▶ What you need to do: Render every line of the listing below as a JSON list of strings, one string per line, and leave out the blank lines.

▶ Material supplied:
+===+

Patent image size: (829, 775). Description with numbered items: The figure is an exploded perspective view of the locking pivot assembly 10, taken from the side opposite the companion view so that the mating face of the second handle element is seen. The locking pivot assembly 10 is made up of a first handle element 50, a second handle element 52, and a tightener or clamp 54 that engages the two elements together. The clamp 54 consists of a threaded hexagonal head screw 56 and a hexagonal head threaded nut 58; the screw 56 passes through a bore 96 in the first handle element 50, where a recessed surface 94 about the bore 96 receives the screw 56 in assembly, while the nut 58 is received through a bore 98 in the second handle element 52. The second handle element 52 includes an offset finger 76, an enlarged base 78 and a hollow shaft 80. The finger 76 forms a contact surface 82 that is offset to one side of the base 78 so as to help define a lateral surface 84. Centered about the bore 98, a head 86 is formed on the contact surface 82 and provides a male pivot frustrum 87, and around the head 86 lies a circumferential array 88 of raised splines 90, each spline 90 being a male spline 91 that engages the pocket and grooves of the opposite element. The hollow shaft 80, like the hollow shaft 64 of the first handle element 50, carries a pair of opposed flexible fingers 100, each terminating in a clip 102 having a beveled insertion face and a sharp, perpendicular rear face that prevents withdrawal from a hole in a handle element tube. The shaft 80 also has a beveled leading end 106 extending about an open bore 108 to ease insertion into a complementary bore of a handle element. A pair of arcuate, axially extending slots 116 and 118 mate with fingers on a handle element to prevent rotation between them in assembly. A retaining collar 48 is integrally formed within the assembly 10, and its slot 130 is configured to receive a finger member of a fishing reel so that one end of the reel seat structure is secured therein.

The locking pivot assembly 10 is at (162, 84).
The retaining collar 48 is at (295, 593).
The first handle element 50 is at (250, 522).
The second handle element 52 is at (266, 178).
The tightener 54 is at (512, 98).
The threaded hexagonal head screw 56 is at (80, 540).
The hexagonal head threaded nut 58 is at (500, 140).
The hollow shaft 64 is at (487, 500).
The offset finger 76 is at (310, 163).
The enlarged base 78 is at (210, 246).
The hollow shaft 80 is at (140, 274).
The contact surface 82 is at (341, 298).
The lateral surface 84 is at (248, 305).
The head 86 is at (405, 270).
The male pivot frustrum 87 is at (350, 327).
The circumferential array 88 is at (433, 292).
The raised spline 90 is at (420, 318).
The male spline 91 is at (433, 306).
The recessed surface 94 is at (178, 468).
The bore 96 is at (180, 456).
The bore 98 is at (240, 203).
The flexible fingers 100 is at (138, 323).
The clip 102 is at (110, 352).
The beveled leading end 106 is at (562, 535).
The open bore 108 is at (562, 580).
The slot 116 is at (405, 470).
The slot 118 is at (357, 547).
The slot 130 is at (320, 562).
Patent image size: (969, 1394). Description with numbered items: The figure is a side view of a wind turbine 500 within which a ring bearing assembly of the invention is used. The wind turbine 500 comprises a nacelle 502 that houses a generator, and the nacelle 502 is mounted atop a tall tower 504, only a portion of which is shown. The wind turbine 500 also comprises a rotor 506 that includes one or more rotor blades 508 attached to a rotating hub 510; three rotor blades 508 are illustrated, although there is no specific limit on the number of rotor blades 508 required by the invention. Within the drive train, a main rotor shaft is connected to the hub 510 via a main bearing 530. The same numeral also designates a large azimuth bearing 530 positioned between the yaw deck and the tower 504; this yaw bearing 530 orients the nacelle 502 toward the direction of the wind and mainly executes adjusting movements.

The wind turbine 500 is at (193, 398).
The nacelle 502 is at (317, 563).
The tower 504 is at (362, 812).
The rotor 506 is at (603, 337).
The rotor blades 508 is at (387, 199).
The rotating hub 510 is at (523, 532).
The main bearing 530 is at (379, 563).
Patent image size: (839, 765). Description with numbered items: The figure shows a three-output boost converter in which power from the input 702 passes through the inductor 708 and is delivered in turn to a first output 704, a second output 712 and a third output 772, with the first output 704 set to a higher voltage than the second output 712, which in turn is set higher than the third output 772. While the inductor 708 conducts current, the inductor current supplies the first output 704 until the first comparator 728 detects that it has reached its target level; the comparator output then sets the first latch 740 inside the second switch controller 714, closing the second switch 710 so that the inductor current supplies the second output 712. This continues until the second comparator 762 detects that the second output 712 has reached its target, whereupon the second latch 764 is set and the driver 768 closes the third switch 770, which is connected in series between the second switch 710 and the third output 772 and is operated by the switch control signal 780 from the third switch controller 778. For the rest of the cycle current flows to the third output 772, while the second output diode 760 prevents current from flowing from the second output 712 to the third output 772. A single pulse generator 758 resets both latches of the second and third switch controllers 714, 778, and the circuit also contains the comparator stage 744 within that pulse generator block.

+===+

▶ Exercise result:
[
  "Patent image size: (829, 775). Description with numbered items: The figure is an exploded perspective view of the locking pivot assembly 10, taken from the side opposite the companion view so that the mating face of the second handle element is seen. The locking pivot assembly 10 is made up of a first handle element 50, a second handle element 52, and a tightener or clamp 54 that engages the two elements together. The clamp 54 consists of a threaded hexagonal head screw 56 and a hexagonal head threaded nut 58; the screw 56 passes through a bore 96 in the first handle element 50, where a recessed surface 94 about the bore 96 receives the screw 56 in assembly, while the nut 58 is received through a bore 98 in the second handle element 52. The second handle element 52 includes an offset finger 76, an enlarged base 78 and a hollow shaft 80. The finger 76 forms a contact surface 82 that is offset to one side of the base 78 so as to help define a lateral surface 84. Centered about the bore 98, a head 86 is formed on the contact surface 82 and provides a male pivot frustrum 87, and around the head 86 lies a circumferential array 88 of raised splines 90, each spline 90 being a male spline 91 that engages the pocket and grooves of the opposite element. The hollow shaft 80, like the hollow shaft 64 of the first handle element 50, carries a pair of opposed flexible fingers 100, each terminating in a clip 102 having a beveled insertion face and a sharp, perpendicular rear face that prevents withdrawal from a hole in a handle element tube. The shaft 80 also has a beveled leading end 106 extending about an open bore 108 to ease insertion into a complementary bore of a handle element. A pair of arcuate, axially extending slots 116 and 118 mate with fingers on a handle element to prevent rotation between them in assembly. A retaining collar 48 is integrally formed within the assembly 10, and its slot 130 is configured to receive a finger member of a fishing reel so that one end of the reel seat structure is secured therein.",
  "The locking pivot assembly 10 is at (162, 84).",
  "The retaining collar 48 is at (295, 593).",
  "The first handle element 50 is at (250, 522).",
  "The second handle element 52 is at (266, 178).",
  "The tightener 54 is at (512, 98).",
  "The threaded hexagonal head screw 56 is at (80, 540).",
  "The hexagonal head threaded nut 58 is at (500, 140).",
  "The hollow shaft 64 is at (487, 500).",
  "The offset finger 76 is at (310, 163).",
  "The enlarged base 78 is at (210, 246).",
  "The hollow shaft 80 is at (140, 274).",
  "The contact surface 82 is at (341, 298).",
  "The lateral surface 84 is at (248, 305).",
  "The head 86 is at (405, 270).",
  "The male pivot frustrum 87 is at (350, 327).",
  "The circumferential array 88 is at (433, 292).",
  "The raised spline 90 is at (420, 318).",
  "The male spline 91 is at (433, 306).",
  "The recessed surface 94 is at (178, 468).",
  "The bore 96 is at (180, 456).",
  "The bore 98 is at (240, 203).",
  "The flexible fingers 100 is at (138, 323).",
  "The clip 102 is at (110, 352).",
  "The beveled leading end 106 is at (562, 535).",
  "The open bore 108 is at (562, 580).",
  "The slot 116 is at (405, 470).",
  "The slot 118 is at (357, 547).",
  "The slot 130 is at (320, 562).",
  "Patent image size: (969, 1394). Description with numbered items: The figure is a side view of a wind turbine 500 within which a ring bearing assembly of the invention is used. The wind turbine 500 comprises a nacelle 502 that houses a generator, and the nacelle 502 is mounted atop a tall tower 504, only a portion of which is shown. The wind turbine 500 also comprises a rotor 506 that includes one or more rotor blades 508 attached to a rotating hub 510; three rotor blades 508 are illustrated, although there is no specific limit on the number of rotor blades 508 required by the invention. Within the drive train, a main rotor shaft is connected to the hub 510 via a main bearing 530. The same numeral also designates a large azimuth bearing 530 positioned between the yaw deck and the tower 504; this yaw bearing 530 orients the nacelle 502 toward the direction of the wind and mainly executes adjusting movements.",
  "The wind turbine 500 is at (193, 398).",
  "The nacelle 502 is at (317, 563).",
  "The tower 504 is at (362, 812).",
  "The rotor 506 is at (603, 337).",
  "The rotor blades 508 is at (387, 199).",
  "The rotating hub 510 is at (523, 532).",
  "The main bearing 530 is at (379, 563).",
  "Patent image size: (839, 765). Description with numbered items: The figure shows a three-output boost converter in which power from the input 702 passes through the inductor 708 and is delivered in turn to a first output 704, a second output 712 and a third output 772, with the first output 704 set to a higher voltage than the second output 712, which in turn is set higher than the third output 772. While the inductor 708 conducts current, the inductor current supplies the first output 704 until the first comparator 728 detects that it has reached its target level; the comparator output then sets the first latch 740 inside the second switch controller 714, closing the second switch 710 so that the inductor current supplies the second output 712. This continues until the second comparator 762 detects that the second output 712 has reached its target, whereupon the second latch 764 is set and the driver 768 closes the third switch 770, which is connected in series between the second switch 710 and the third output 772 and is operated by the switch control signal 780 from the third switch controller 778. For the rest of the cycle current flows to the third output 772, while the second output diode 760 prevents current from flowing from the second output 712 to the third output 772. A single pulse generator 758 resets both latches of the second and third switch controllers 714, 778, and the circuit also contains the comparator stage 744 within that pulse generator block."
]